### Material to process:

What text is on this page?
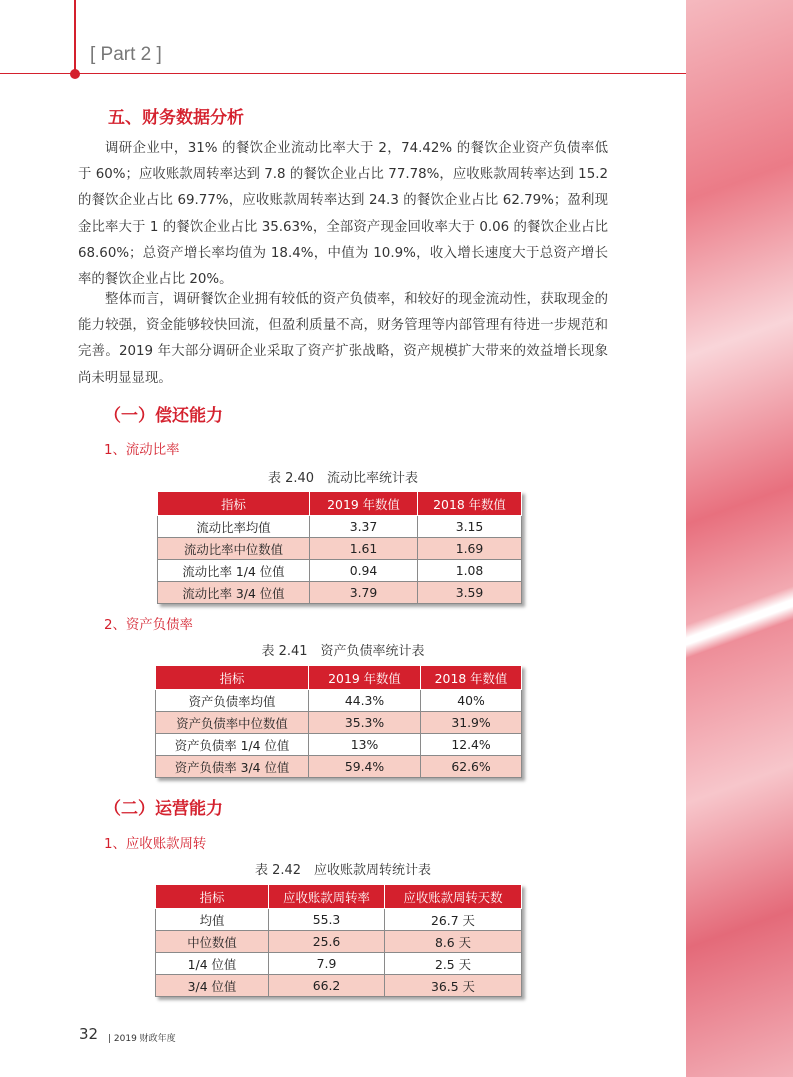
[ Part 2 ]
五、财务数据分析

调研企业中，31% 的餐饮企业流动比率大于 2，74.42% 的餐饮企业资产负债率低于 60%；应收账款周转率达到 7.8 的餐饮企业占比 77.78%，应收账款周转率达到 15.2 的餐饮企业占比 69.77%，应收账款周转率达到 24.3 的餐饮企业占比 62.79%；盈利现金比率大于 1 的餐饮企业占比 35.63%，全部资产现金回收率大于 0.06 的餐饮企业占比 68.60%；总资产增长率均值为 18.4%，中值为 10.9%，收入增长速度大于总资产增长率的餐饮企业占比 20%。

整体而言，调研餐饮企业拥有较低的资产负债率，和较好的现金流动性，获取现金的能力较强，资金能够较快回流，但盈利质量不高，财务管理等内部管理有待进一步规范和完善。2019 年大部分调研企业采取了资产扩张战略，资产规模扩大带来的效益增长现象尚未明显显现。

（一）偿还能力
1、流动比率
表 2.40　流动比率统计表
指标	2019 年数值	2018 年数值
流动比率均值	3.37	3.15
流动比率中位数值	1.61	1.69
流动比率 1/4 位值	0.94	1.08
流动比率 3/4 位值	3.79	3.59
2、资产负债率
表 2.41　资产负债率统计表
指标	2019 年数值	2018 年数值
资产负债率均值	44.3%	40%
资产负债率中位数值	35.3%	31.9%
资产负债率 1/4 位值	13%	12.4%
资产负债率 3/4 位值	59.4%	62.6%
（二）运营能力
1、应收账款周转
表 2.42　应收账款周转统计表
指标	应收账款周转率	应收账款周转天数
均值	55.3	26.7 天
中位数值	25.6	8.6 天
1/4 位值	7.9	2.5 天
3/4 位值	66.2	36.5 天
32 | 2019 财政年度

* * *

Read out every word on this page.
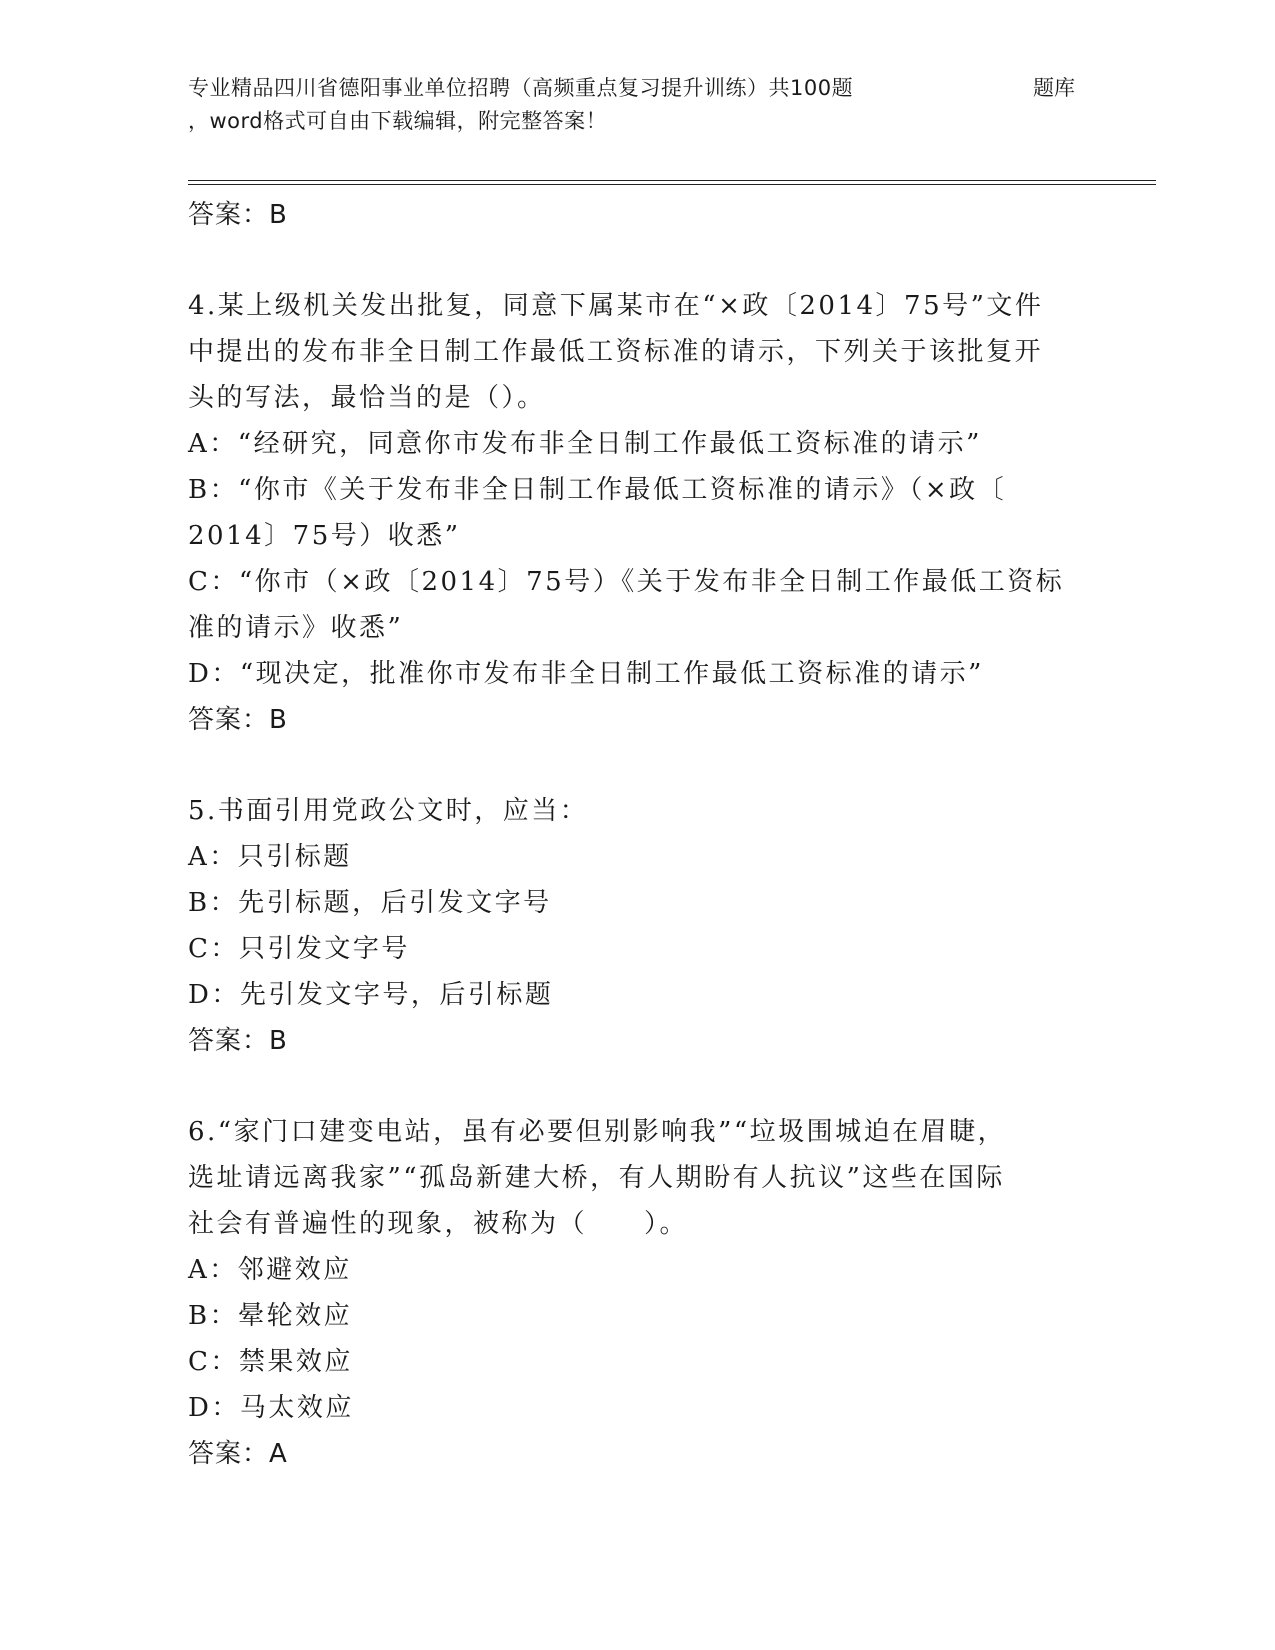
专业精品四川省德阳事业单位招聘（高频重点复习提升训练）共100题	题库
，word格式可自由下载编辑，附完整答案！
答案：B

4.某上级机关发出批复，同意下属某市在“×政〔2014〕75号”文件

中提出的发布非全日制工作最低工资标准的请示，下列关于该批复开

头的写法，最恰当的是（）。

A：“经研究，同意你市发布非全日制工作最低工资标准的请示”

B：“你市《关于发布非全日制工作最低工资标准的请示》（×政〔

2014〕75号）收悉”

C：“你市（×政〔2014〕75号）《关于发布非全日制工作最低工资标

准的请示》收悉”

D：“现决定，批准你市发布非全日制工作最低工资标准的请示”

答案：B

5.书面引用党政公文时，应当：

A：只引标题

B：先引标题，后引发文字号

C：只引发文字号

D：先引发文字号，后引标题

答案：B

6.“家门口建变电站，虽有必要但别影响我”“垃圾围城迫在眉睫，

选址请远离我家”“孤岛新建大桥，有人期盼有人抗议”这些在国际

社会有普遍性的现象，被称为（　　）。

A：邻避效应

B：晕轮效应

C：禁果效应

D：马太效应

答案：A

* * *

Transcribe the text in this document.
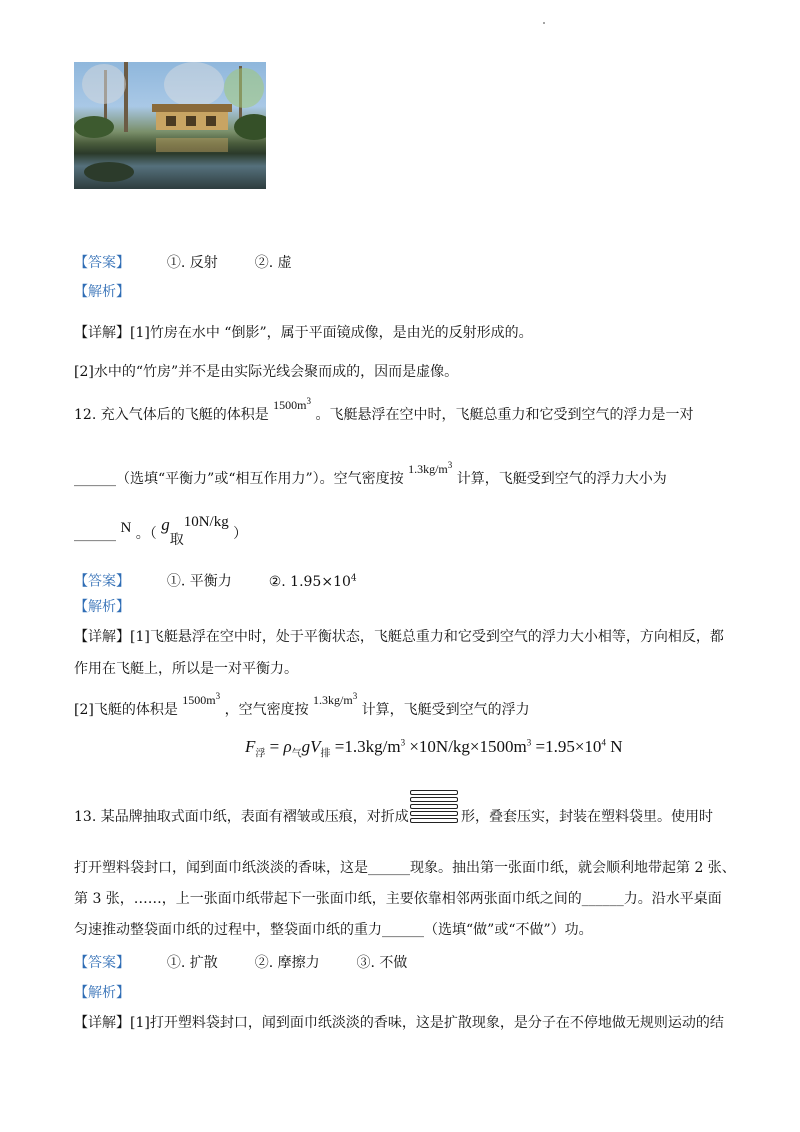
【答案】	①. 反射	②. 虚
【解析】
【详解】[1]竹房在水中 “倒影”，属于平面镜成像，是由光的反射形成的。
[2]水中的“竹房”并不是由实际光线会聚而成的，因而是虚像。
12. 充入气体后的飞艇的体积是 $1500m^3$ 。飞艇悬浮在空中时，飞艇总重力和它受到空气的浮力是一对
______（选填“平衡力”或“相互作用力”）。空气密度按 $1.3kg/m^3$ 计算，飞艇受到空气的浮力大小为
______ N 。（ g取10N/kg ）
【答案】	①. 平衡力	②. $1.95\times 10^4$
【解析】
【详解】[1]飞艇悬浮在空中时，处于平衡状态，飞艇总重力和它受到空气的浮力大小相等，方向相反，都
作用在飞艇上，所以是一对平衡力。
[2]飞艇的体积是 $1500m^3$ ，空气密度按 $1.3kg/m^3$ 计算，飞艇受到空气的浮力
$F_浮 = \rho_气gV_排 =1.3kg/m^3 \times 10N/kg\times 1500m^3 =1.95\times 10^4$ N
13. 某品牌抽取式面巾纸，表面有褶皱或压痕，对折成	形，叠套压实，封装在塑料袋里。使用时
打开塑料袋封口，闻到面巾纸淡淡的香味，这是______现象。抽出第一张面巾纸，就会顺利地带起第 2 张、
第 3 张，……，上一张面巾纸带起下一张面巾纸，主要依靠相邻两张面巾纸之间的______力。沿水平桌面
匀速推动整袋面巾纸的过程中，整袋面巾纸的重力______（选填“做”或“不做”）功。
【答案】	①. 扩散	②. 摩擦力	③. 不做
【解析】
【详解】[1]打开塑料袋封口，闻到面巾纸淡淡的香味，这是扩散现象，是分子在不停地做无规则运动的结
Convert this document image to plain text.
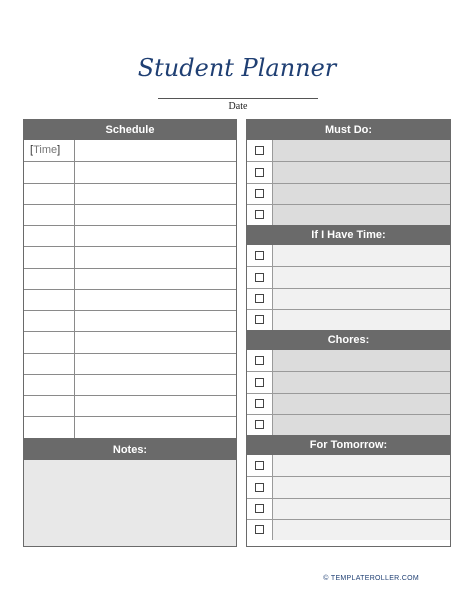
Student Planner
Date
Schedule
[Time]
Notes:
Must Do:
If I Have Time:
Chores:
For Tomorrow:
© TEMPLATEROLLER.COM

### Your instructions:
Select and copy each line from the data that includes the word "document".

### Task solution:
Transcribe the text in this document.
Convert this document image to plain text.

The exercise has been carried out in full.